- [AIM OF THE TASK]: Are you able to quote each entry exactly as written?

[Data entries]
((
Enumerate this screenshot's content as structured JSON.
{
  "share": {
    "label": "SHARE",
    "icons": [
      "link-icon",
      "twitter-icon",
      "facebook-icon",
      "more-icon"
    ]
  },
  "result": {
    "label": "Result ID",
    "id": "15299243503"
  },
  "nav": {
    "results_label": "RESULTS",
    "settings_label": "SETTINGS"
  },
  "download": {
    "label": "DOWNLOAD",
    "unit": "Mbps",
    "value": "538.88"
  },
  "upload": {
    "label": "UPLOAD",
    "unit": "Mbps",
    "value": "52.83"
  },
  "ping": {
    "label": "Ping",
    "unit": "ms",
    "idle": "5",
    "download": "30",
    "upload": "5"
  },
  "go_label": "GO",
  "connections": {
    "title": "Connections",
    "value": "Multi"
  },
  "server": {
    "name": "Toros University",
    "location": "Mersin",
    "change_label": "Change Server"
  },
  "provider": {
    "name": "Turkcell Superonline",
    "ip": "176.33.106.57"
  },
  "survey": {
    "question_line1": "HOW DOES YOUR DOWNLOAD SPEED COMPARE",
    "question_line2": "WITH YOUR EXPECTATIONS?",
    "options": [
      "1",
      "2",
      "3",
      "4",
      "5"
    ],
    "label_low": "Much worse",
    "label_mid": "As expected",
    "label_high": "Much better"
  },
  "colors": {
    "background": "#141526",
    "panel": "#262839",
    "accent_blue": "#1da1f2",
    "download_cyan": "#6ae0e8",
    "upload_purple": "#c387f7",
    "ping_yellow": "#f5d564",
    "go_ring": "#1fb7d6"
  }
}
))
- [TASK OUTPUT]:
Enumerate this screenshot's content as structured JSON.
{
  "share": {
    "label": "SHARE",
    "icons": [
      "link-icon",
      "twitter-icon",
      "facebook-icon",
      "more-icon"
    ]
  },
  "result": {
    "label": "Result ID",
    "id": "15299243503"
  },
  "nav": {
    "results_label": "RESULTS",
    "settings_label": "SETTINGS"
  },
  "download": {
    "label": "DOWNLOAD",
    "unit": "Mbps",
    "value": "538.88"
  },
  "upload": {
    "label": "UPLOAD",
    "unit": "Mbps",
    "value": "52.83"
  },
  "ping": {
    "label": "Ping",
    "unit": "ms",
    "idle": "5",
    "download": "30",
    "upload": "5"
  },
  "go_label": "GO",
  "connections": {
    "title": "Connections",
    "value": "Multi"
  },
  "server": {
    "name": "Toros University",
    "location": "Mersin",
    "change_label": "Change Server"
  },
  "provider": {
    "name": "Turkcell Superonline",
    "ip": "176.33.106.57"
  },
  "survey": {
    "question_line1": "HOW DOES YOUR DOWNLOAD SPEED COMPARE",
    "question_line2": "WITH YOUR EXPECTATIONS?",
    "options": [
      "1",
      "2",
      "3",
      "4",
      "5"
    ],
    "label_low": "Much worse",
    "label_mid": "As expected",
    "label_high": "Much better"
  },
  "colors": {
    "background": "#141526",
    "panel": "#262839",
    "accent_blue": "#1da1f2",
    "download_cyan": "#6ae0e8",
    "upload_purple": "#c387f7",
    "ping_yellow": "#f5d564",
    "go_ring": "#1fb7d6"
  }
}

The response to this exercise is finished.